(Stored records)
##########

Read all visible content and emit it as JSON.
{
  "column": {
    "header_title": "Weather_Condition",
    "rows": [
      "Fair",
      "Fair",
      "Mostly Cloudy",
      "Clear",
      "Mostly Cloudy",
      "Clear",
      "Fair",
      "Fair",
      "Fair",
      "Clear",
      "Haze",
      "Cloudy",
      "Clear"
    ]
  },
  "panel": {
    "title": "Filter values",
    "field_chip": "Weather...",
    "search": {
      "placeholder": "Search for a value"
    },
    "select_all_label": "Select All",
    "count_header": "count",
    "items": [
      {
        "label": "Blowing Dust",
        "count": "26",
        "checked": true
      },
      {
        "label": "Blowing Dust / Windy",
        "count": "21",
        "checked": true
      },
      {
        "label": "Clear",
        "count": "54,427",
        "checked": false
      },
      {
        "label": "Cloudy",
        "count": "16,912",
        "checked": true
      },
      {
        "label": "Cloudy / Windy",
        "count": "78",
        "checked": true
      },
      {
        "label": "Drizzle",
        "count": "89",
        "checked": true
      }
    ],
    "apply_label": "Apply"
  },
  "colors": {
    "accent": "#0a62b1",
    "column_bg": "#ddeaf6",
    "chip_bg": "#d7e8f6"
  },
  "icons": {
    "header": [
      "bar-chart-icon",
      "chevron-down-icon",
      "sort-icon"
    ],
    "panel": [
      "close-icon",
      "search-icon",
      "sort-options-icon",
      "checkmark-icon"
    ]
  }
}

##########

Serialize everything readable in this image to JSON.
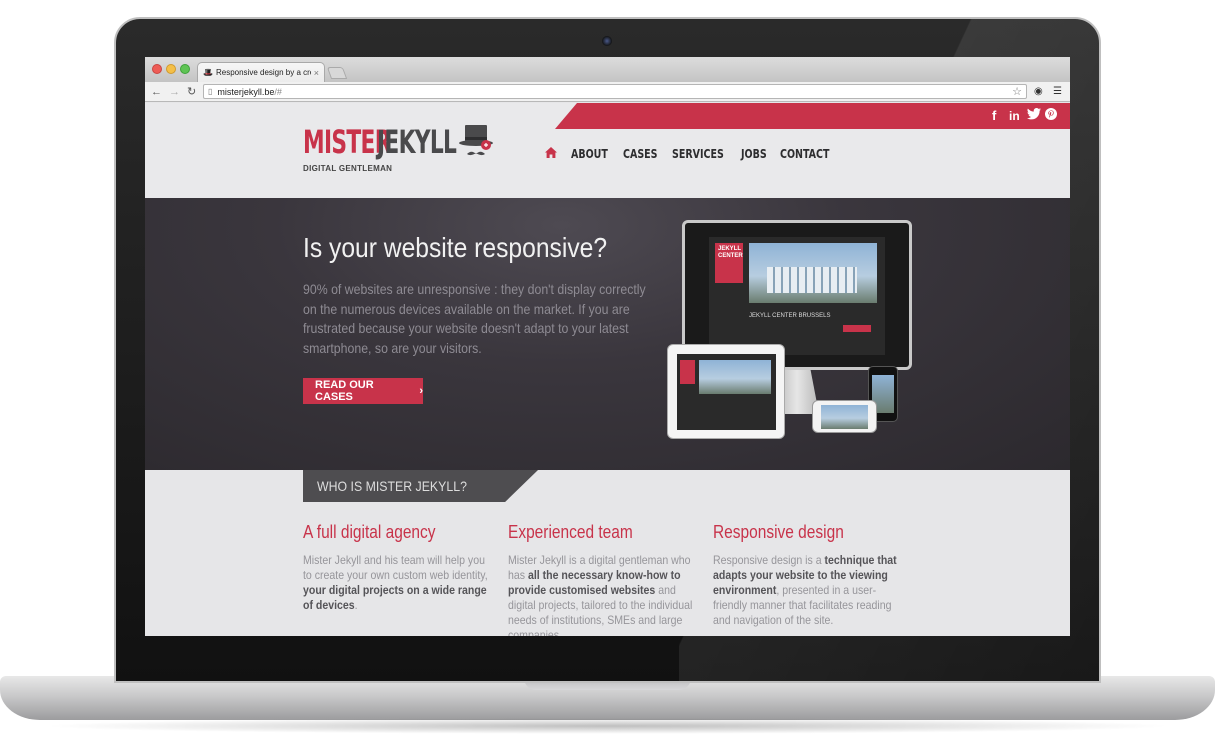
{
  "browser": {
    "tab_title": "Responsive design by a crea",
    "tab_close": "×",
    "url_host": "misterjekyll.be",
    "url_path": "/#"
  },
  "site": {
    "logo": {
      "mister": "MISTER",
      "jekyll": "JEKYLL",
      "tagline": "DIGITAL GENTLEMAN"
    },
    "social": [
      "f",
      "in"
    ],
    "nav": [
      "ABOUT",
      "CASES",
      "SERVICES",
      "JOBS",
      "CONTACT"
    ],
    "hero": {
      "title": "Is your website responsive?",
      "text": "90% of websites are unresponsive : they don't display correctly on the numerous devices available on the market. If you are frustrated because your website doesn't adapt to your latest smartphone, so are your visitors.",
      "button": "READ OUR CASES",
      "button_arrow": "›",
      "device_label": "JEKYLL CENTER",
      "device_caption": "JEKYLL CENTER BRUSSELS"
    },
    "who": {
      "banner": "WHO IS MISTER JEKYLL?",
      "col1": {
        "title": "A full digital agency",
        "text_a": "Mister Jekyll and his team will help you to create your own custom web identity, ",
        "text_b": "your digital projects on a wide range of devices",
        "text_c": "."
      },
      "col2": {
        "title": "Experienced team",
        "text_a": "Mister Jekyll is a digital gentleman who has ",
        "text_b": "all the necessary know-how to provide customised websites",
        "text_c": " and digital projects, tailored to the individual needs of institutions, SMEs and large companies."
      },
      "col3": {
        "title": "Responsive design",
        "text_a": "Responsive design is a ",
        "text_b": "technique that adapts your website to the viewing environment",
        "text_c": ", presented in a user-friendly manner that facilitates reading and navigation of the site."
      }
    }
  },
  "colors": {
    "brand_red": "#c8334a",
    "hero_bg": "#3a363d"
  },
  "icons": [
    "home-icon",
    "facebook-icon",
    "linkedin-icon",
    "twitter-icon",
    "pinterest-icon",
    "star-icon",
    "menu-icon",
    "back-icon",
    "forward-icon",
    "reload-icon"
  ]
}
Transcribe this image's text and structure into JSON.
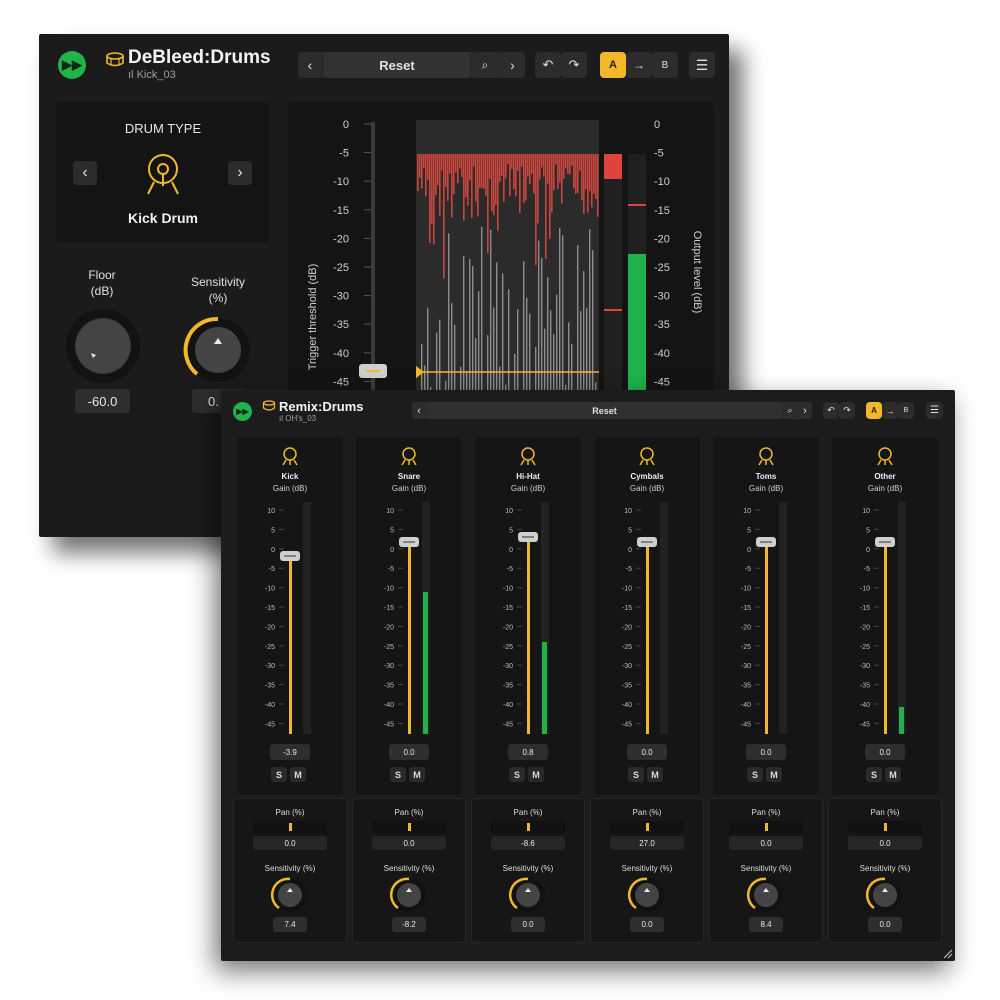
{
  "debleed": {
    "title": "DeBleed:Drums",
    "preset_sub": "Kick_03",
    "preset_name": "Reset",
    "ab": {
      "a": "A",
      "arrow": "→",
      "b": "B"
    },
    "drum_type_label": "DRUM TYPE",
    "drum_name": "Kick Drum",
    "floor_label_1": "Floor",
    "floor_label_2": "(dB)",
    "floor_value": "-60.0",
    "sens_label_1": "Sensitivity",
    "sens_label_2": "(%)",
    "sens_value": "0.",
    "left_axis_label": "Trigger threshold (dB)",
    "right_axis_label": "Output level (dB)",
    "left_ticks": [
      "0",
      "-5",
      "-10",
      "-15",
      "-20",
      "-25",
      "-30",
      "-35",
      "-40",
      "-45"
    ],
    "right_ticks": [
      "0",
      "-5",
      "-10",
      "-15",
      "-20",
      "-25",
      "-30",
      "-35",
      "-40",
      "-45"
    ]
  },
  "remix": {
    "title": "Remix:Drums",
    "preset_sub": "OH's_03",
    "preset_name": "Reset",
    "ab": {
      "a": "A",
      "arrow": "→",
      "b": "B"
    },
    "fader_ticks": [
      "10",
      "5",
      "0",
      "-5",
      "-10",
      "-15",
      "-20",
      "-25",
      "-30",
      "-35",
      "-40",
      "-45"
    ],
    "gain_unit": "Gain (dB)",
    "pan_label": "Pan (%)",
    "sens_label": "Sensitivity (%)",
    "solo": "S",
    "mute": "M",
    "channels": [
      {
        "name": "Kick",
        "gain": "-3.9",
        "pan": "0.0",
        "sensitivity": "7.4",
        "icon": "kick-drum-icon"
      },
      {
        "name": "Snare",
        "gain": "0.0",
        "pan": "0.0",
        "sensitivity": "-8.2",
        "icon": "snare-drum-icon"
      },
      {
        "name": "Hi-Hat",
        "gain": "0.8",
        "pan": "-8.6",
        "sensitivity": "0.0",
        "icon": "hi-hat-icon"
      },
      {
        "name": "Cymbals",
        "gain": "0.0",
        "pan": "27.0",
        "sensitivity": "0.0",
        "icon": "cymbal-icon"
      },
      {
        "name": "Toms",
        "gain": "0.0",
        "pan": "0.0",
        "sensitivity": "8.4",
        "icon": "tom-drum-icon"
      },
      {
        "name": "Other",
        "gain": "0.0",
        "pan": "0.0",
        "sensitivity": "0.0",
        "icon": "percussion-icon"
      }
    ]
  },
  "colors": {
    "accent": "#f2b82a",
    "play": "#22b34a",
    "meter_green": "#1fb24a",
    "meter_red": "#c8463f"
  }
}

##########

_INSTRUCTIONS TO FOLLOW_
Go through the records above, find every line with the word "Cloudy", and list those lines.

_SOLUTION BELOW_
      "Mostly Cloudy",
      "Mostly Cloudy",
      "Cloudy",
        "label": "Cloudy",
        "label": "Cloudy / Windy",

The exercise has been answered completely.